■ **What this task involves**
Give every entry again, word for word and in full.

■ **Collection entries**
= = = = =
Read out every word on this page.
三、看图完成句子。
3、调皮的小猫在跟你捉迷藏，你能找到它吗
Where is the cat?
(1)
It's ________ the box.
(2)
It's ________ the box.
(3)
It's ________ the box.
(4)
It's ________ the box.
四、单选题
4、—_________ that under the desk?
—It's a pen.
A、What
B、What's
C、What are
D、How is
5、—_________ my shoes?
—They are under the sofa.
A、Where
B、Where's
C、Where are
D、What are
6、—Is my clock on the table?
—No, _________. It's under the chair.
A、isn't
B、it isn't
= = = = =
■ **Expected output**
Read out every word on this page.
三、看图完成句子。
3、调皮的小猫在跟你捉迷藏，你能找到它吗
Where is the cat?
(1)
It's ________ the box.
(2)
It's ________ the box.
(3)
It's ________ the box.
(4)
It's ________ the box.
四、单选题
4、—_________ that under the desk?
—It's a pen.
A、What
B、What's
C、What are
D、How is
5、—_________ my shoes?
—They are under the sofa.
A、Where
B、Where's
C、Where are
D、What are
6、—Is my clock on the table?
—No, _________. It's under the chair.
A、isn't
B、it isn't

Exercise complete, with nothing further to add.